WRITTEN INSTRUCTION. Copy every line of the records below that holds the word "verified".

***

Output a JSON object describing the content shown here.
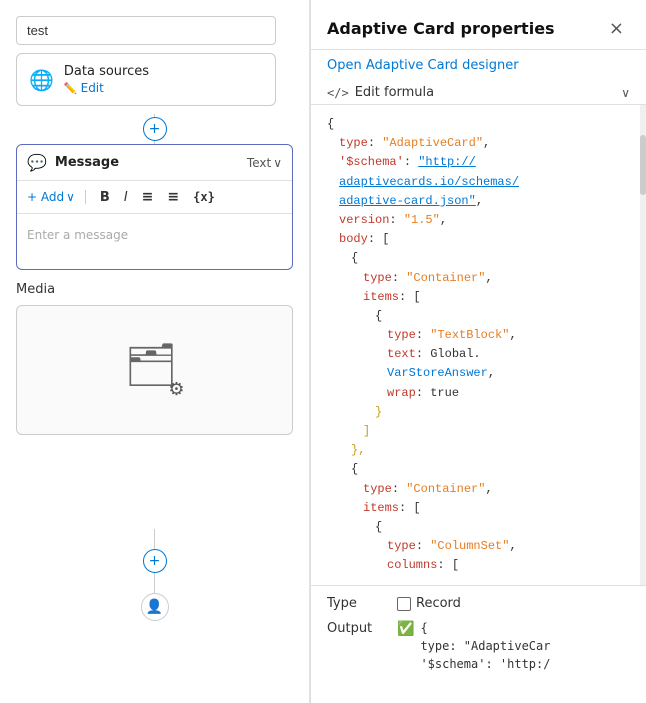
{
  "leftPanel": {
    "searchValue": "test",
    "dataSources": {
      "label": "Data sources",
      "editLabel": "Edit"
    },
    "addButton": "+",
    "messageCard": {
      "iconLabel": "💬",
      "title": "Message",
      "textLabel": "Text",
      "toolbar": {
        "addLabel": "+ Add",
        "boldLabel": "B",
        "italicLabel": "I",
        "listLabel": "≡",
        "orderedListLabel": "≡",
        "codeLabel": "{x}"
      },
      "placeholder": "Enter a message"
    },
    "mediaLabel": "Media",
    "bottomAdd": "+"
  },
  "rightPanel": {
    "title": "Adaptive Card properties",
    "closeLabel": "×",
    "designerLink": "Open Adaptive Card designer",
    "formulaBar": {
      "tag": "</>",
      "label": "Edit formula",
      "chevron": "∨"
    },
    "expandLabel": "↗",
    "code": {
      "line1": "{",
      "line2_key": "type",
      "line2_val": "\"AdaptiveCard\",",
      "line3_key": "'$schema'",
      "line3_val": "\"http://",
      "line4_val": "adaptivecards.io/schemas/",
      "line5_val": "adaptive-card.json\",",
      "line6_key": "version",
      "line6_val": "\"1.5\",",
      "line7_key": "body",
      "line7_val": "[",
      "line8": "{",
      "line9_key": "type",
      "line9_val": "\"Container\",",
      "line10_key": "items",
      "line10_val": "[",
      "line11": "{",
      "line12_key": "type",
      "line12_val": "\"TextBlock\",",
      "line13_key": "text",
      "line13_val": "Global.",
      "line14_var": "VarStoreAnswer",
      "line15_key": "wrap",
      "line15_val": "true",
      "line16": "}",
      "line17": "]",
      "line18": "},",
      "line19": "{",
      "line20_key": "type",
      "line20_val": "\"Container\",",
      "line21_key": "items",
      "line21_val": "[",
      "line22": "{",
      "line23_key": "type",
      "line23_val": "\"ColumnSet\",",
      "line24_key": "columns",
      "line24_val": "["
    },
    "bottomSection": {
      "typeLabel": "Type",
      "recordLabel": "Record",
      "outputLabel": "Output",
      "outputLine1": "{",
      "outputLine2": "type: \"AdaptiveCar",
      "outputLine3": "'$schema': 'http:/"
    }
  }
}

***

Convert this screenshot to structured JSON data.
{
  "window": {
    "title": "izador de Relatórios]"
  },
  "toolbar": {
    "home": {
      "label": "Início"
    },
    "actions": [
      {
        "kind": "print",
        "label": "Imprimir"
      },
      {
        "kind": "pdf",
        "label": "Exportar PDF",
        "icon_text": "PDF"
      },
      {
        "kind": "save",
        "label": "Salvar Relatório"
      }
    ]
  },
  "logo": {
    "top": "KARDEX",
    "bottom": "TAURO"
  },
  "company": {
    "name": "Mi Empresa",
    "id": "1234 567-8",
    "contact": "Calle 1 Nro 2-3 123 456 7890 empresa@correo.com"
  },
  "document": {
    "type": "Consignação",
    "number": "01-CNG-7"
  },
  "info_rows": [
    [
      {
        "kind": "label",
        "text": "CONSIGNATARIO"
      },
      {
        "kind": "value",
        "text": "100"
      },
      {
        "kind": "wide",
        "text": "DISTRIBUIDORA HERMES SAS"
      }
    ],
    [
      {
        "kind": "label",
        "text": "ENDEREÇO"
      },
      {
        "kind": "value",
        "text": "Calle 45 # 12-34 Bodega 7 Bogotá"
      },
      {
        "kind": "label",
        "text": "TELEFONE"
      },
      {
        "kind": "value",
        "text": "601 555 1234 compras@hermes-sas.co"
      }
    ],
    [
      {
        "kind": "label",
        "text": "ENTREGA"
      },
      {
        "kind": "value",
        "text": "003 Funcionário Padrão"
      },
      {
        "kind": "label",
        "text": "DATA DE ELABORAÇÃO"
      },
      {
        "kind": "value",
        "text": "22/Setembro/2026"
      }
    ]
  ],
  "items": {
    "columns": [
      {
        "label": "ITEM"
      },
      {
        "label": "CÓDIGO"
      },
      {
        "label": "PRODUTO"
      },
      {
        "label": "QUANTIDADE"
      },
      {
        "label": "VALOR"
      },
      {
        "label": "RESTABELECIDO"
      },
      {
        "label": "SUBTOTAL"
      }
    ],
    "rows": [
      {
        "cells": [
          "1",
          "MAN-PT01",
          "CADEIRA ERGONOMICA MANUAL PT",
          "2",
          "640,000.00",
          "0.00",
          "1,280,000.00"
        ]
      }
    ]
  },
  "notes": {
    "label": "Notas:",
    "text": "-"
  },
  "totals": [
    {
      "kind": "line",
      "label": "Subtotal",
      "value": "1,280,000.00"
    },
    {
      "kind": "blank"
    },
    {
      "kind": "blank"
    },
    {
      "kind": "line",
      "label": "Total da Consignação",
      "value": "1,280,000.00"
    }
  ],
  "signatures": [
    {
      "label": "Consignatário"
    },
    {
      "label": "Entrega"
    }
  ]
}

***

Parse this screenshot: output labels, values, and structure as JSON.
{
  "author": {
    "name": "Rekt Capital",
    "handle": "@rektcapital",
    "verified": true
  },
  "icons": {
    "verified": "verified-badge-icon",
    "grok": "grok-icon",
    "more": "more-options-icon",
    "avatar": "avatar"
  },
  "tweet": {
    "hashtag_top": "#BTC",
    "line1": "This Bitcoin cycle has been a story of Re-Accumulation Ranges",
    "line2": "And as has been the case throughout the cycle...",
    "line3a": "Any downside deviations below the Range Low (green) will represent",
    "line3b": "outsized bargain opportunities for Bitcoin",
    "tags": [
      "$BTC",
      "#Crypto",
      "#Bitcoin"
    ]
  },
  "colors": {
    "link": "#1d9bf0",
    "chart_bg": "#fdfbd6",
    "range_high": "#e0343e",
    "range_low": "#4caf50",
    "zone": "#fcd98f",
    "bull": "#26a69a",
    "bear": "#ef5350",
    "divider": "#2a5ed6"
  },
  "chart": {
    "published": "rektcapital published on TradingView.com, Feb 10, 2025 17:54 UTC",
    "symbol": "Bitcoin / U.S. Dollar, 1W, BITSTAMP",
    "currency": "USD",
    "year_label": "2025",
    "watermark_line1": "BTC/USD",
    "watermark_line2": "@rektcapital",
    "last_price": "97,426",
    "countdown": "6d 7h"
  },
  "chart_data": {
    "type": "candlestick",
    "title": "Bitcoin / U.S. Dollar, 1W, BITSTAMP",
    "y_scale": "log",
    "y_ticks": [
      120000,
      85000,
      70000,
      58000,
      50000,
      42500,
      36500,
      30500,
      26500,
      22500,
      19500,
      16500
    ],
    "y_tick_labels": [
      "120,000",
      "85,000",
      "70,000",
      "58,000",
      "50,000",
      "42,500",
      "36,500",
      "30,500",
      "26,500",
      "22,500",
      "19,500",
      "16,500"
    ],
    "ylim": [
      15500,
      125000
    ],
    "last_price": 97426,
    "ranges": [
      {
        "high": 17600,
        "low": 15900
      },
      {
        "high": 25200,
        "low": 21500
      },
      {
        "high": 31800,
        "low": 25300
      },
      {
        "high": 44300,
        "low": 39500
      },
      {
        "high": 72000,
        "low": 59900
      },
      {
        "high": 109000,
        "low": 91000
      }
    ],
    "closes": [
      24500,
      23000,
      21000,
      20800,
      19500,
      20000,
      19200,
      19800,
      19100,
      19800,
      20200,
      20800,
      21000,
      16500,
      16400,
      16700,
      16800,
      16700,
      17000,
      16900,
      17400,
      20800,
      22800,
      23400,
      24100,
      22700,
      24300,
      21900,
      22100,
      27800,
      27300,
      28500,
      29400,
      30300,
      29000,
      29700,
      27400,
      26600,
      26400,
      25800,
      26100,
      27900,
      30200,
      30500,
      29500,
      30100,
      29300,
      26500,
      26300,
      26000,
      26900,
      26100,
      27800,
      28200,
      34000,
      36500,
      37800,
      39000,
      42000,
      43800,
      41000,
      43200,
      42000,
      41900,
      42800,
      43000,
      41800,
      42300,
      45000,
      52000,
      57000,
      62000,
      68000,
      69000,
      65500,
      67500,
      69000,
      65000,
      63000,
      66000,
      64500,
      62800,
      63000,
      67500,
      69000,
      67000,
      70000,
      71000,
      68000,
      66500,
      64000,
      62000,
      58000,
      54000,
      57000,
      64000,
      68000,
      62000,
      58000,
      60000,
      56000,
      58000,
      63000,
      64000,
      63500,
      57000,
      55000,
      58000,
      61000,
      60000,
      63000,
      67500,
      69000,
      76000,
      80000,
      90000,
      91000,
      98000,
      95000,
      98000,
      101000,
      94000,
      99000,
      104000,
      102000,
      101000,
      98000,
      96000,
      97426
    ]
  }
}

***

FULL OUTPUT.
    "verified": true
    "verified": "verified-badge-icon",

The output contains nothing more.